What to work on: Within the material below, find each line bearing the word "mouse" and present it.

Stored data
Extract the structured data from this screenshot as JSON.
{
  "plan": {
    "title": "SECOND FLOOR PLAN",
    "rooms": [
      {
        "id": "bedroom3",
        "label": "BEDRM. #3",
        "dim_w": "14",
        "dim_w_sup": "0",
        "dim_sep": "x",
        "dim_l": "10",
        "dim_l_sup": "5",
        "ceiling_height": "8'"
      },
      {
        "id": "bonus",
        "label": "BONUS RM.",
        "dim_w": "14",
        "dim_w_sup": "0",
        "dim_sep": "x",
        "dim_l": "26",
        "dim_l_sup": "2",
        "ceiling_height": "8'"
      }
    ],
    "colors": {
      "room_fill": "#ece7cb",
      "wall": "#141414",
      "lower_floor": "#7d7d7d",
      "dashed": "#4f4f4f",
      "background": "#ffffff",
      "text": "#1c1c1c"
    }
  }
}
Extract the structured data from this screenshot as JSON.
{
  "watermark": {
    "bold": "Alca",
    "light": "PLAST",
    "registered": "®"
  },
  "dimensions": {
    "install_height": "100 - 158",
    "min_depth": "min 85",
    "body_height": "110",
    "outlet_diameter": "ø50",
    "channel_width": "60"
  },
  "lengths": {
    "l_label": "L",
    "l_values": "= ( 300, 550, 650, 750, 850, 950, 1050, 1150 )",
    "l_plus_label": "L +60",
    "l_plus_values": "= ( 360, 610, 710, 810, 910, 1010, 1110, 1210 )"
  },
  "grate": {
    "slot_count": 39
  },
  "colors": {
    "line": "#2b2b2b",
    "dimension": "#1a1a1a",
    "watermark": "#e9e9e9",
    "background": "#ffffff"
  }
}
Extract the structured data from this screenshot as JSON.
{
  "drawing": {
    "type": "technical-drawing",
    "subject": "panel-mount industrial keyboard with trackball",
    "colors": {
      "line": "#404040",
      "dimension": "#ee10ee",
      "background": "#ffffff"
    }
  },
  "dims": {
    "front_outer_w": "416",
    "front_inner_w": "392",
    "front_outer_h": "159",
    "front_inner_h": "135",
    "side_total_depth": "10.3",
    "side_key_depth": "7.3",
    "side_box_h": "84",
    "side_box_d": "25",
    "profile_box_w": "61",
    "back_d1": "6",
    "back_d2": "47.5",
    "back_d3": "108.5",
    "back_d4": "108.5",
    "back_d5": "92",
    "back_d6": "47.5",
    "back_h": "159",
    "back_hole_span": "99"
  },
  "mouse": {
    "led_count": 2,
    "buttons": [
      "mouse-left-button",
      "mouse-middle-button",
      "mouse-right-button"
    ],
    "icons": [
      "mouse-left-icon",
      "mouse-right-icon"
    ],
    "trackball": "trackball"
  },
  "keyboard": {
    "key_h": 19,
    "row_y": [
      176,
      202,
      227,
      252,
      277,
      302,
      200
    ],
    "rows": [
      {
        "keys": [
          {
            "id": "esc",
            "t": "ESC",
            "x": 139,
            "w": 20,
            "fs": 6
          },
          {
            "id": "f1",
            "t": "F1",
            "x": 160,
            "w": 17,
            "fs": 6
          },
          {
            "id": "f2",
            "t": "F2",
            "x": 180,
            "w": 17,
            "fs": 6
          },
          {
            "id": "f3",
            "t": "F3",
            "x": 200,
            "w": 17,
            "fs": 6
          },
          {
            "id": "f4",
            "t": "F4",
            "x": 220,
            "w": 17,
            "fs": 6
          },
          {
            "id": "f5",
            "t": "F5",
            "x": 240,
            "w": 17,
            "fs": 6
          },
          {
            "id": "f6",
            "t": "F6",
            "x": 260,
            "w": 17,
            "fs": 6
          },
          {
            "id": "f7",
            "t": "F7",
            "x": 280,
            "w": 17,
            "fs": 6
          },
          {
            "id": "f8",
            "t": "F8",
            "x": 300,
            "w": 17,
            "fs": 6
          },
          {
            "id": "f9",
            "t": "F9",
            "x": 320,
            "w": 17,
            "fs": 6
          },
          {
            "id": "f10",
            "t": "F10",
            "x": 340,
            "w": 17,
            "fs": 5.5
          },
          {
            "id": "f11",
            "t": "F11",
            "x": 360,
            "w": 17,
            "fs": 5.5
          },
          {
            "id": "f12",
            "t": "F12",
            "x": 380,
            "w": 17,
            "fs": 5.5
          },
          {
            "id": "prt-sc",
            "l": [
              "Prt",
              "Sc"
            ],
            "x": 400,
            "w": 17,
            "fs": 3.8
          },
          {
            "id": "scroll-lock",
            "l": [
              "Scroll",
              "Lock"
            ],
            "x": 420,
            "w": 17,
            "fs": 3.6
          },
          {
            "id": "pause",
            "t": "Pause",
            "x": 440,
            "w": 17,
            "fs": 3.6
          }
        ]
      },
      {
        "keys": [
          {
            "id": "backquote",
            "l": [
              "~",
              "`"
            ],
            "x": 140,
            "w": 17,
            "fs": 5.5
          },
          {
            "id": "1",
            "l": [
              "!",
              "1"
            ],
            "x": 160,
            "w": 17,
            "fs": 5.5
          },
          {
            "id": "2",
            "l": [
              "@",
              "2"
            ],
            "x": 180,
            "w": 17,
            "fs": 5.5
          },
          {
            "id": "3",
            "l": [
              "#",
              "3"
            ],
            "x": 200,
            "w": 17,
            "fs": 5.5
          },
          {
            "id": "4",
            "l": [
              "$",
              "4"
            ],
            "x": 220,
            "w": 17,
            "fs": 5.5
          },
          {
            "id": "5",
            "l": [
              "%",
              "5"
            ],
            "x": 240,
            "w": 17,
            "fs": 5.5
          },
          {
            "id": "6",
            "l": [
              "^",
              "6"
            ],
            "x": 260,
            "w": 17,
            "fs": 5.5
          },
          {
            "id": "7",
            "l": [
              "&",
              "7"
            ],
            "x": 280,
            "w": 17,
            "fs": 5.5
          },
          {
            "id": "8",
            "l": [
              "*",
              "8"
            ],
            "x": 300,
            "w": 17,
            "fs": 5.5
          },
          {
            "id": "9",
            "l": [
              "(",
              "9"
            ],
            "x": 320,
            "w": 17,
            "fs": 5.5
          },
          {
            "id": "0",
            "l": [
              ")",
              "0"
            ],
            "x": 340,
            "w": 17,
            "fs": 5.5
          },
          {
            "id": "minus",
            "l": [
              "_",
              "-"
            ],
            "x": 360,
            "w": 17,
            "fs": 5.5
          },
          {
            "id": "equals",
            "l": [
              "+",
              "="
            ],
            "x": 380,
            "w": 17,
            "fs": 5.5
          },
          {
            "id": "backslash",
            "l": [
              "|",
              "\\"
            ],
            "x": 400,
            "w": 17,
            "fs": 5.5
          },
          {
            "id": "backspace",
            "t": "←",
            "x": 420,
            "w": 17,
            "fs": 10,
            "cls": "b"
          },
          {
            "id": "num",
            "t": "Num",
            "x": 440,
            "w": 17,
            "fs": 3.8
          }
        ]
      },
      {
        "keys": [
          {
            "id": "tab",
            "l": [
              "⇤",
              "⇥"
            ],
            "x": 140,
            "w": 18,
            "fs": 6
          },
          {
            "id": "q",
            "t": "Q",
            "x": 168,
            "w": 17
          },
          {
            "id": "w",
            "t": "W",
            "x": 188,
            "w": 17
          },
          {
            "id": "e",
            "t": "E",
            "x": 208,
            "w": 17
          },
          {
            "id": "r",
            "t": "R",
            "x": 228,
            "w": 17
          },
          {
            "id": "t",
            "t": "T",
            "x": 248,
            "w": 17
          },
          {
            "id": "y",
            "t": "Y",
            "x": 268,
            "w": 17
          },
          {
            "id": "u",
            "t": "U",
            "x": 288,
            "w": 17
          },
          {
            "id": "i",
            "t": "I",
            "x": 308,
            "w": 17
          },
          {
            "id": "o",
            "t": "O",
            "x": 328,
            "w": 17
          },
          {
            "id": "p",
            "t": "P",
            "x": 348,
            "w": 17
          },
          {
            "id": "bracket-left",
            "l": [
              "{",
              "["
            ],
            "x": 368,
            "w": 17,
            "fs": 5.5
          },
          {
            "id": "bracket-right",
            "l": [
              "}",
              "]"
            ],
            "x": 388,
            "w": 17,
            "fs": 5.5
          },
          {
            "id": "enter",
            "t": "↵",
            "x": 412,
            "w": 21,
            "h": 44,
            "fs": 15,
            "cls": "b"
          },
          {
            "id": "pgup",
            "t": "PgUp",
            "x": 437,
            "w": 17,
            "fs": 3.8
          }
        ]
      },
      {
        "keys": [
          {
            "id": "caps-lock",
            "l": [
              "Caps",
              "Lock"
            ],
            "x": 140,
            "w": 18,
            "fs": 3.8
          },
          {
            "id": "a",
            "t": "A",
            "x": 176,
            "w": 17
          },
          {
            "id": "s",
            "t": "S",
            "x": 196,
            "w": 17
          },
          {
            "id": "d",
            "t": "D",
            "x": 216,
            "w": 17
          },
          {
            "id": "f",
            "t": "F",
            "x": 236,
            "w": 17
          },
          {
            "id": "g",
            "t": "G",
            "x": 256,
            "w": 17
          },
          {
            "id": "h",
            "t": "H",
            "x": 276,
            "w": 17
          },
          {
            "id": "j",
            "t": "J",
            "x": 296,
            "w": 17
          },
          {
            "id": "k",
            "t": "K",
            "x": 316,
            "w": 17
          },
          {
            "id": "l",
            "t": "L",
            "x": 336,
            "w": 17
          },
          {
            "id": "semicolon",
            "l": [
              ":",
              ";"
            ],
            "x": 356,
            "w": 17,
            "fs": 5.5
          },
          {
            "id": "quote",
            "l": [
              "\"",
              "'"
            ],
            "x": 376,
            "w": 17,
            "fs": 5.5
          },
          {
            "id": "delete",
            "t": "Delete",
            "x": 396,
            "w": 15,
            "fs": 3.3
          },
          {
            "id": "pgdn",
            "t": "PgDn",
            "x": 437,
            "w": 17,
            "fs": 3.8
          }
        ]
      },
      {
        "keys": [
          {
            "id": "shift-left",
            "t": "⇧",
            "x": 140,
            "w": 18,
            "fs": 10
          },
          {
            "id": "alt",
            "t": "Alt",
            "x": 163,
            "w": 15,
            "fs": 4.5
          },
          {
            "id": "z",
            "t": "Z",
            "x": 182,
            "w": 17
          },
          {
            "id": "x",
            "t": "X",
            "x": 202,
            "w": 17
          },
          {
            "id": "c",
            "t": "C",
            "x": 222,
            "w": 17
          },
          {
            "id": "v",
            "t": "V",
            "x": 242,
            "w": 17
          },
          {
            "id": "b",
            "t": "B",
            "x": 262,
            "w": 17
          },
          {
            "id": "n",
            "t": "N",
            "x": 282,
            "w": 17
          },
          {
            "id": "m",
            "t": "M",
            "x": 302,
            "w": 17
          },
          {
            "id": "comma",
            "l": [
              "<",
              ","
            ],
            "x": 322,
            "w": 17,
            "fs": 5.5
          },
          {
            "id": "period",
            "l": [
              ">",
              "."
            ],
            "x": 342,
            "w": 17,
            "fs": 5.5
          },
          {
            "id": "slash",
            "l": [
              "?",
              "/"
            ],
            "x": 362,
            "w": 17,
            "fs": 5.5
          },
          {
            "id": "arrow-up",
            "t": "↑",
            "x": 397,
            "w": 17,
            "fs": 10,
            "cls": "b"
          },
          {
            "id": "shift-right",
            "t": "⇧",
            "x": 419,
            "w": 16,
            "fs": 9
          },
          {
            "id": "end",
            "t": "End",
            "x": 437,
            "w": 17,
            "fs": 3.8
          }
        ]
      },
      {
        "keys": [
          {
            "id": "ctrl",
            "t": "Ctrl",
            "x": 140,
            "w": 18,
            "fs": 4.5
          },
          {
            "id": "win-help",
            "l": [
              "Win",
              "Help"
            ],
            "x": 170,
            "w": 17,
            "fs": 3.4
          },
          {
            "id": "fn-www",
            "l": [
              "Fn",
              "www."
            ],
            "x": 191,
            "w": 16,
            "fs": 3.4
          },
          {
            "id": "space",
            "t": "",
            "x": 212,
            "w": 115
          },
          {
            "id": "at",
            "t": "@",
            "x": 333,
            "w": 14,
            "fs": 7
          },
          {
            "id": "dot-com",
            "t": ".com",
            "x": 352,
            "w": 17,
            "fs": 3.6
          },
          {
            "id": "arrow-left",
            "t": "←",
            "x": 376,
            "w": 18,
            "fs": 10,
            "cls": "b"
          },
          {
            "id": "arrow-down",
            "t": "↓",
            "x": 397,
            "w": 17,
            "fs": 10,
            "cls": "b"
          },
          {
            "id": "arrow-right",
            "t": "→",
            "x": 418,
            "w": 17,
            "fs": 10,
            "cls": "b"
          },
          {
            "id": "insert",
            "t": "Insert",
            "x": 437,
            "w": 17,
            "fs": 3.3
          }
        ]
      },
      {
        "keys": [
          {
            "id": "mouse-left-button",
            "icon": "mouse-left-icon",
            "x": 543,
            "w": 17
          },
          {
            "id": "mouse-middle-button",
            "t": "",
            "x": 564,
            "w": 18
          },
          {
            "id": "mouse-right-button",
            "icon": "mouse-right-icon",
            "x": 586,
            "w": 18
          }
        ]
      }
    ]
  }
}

Finished task:
  "mouse": {
      "mouse-left-button",
      "mouse-middle-button",
      "mouse-right-button"
      "mouse-left-icon",
      "mouse-right-icon"
            "id": "mouse-left-button",
            "icon": "mouse-left-icon",
            "id": "mouse-middle-button",
            "id": "mouse-right-button",
            "icon": "mouse-right-icon",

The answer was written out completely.